> **WHAT NEEDS TO BE DONE**:
Go through the records and show each line where the word "detached" occurs.

──────

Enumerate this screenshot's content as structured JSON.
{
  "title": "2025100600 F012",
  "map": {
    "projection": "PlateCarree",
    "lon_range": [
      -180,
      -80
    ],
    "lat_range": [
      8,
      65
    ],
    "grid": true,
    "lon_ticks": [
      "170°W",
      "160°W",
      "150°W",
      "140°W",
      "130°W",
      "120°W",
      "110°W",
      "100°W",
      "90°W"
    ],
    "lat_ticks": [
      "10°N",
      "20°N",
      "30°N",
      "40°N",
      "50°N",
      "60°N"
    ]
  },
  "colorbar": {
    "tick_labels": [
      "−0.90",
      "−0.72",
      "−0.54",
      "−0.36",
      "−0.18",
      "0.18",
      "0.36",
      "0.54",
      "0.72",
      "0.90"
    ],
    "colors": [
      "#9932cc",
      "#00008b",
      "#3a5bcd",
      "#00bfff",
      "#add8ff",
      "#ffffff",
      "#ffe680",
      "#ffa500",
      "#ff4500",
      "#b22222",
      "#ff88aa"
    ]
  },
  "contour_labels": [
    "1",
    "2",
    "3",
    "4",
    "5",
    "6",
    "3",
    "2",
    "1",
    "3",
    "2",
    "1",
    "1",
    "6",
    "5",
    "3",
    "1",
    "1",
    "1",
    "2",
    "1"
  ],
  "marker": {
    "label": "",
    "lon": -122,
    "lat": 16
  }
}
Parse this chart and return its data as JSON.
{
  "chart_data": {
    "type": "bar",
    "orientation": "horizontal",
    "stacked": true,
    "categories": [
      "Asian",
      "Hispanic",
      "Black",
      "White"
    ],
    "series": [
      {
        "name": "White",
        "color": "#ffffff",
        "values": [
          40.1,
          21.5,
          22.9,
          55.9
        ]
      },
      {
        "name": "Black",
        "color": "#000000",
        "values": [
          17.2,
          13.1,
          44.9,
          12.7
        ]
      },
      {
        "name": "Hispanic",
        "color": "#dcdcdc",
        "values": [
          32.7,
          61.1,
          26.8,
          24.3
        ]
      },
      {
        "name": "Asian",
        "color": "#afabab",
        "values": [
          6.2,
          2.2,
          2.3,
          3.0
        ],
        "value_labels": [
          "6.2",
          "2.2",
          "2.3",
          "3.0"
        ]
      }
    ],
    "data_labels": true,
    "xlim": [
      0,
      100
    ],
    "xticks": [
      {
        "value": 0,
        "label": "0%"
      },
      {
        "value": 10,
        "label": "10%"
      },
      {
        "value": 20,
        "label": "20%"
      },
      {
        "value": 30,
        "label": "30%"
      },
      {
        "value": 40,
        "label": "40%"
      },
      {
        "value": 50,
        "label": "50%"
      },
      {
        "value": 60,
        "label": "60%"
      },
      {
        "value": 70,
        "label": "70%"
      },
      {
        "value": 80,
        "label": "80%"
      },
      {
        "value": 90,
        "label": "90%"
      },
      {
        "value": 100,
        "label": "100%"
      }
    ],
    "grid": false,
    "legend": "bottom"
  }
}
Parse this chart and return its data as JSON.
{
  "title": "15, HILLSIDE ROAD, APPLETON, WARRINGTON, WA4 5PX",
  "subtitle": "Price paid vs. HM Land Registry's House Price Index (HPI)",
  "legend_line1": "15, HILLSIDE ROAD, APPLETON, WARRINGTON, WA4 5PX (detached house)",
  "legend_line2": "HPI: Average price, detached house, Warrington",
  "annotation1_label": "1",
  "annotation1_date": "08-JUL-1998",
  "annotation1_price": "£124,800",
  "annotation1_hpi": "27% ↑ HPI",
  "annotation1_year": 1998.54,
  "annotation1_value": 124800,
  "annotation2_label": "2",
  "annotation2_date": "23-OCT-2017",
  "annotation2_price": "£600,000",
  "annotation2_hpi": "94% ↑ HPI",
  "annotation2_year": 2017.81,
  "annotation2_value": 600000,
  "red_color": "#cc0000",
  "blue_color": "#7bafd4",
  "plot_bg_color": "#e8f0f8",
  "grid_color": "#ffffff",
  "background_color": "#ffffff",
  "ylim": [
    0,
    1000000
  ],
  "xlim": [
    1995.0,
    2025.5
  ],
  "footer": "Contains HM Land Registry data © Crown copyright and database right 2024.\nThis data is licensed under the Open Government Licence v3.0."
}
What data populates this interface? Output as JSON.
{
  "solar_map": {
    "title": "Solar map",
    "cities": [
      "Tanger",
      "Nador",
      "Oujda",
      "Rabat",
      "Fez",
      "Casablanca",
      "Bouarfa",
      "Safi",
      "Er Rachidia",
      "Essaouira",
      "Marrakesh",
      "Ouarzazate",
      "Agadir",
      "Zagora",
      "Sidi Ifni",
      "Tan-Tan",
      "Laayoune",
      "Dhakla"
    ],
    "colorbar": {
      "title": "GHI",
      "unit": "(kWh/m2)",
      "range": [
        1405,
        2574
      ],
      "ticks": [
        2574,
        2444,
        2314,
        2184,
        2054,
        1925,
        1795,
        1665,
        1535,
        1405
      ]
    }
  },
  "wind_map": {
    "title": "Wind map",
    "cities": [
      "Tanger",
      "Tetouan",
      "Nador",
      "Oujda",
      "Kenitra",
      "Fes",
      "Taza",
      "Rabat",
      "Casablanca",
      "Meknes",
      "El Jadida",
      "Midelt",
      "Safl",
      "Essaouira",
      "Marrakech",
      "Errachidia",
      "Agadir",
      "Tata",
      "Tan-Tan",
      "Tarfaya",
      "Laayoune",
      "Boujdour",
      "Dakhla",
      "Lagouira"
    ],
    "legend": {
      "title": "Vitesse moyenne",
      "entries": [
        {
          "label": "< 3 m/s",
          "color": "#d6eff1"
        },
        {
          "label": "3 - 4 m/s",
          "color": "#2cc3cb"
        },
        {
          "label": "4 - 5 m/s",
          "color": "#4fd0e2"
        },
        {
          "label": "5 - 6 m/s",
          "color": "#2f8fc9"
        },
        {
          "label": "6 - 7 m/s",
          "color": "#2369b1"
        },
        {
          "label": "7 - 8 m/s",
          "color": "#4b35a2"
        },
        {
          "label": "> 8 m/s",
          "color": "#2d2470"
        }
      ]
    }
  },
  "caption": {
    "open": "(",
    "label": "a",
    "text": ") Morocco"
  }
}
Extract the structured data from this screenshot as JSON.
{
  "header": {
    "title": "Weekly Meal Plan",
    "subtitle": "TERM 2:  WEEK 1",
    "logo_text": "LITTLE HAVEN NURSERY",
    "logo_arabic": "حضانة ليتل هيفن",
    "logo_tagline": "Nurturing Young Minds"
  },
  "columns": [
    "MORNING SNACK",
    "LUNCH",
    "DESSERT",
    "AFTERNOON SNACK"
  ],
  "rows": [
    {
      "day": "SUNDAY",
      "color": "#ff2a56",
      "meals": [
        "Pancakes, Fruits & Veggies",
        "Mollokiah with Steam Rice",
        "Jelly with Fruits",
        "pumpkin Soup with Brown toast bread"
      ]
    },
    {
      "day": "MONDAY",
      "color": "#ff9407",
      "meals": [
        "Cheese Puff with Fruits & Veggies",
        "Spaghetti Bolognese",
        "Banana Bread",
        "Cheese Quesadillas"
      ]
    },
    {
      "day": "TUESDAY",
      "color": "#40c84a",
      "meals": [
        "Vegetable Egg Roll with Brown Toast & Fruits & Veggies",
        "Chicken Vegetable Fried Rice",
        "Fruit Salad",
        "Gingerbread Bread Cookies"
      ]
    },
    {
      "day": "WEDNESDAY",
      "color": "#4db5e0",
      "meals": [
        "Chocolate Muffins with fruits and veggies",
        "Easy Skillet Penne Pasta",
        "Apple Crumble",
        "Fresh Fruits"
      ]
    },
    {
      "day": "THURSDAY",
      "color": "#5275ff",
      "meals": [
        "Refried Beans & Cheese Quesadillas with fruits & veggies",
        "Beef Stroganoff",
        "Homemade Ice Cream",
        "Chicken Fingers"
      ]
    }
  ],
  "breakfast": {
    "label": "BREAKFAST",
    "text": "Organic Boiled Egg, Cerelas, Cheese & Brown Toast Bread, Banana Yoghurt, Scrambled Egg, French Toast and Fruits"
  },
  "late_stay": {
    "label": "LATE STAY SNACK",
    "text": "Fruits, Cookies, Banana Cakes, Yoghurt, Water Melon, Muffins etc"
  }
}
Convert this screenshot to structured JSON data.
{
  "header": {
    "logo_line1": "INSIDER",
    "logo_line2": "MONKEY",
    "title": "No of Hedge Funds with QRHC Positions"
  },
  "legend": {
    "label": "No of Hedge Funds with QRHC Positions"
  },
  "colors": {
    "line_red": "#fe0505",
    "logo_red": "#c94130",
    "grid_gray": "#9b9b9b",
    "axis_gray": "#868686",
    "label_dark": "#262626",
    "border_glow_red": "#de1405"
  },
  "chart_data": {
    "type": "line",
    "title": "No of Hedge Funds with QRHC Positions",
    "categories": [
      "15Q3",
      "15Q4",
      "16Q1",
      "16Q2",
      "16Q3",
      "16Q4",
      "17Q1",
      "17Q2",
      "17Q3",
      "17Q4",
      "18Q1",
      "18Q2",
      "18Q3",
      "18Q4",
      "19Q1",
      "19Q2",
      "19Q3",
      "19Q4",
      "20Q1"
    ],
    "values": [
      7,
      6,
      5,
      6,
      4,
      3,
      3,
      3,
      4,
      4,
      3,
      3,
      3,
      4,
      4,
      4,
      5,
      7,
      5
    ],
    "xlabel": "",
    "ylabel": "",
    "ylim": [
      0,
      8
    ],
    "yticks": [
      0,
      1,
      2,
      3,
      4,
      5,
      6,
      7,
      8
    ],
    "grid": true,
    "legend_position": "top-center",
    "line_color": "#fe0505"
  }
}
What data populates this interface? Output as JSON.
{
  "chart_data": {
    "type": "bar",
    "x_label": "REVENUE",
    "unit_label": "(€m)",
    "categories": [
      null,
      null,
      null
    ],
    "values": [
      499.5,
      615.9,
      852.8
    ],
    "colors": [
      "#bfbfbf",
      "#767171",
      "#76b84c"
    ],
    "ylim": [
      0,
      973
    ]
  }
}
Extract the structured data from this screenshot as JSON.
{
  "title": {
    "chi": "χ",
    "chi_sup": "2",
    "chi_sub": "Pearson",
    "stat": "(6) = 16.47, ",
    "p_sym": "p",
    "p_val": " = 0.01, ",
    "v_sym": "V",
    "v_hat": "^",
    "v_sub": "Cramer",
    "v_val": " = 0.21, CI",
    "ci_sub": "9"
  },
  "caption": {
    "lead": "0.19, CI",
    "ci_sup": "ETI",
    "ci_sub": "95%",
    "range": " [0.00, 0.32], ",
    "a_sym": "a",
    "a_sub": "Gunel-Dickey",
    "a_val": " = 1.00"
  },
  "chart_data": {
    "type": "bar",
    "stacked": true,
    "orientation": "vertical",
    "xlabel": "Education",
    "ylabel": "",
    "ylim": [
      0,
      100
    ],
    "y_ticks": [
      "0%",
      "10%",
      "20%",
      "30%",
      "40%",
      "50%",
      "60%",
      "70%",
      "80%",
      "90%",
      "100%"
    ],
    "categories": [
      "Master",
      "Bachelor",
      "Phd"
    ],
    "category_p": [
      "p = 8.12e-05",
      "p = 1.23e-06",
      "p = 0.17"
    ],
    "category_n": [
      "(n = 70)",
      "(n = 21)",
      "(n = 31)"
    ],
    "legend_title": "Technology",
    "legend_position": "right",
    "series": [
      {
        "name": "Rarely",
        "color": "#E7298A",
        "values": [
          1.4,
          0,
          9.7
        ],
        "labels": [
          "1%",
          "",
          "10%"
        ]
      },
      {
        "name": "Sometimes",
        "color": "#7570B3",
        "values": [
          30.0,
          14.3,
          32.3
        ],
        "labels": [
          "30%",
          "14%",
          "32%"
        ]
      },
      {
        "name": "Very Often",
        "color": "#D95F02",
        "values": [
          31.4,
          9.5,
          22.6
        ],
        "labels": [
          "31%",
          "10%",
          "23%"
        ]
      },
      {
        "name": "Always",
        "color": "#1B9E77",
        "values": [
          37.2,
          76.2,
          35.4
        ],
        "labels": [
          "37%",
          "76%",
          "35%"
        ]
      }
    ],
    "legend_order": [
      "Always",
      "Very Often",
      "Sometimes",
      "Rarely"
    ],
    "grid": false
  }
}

──────

> **RIGHT ANSWER**:
  "legend_line1": "15, HILLSIDE ROAD, APPLETON, WARRINGTON, WA4 5PX (detached house)",
  "legend_line2": "HPI: Average price, detached house, Warrington",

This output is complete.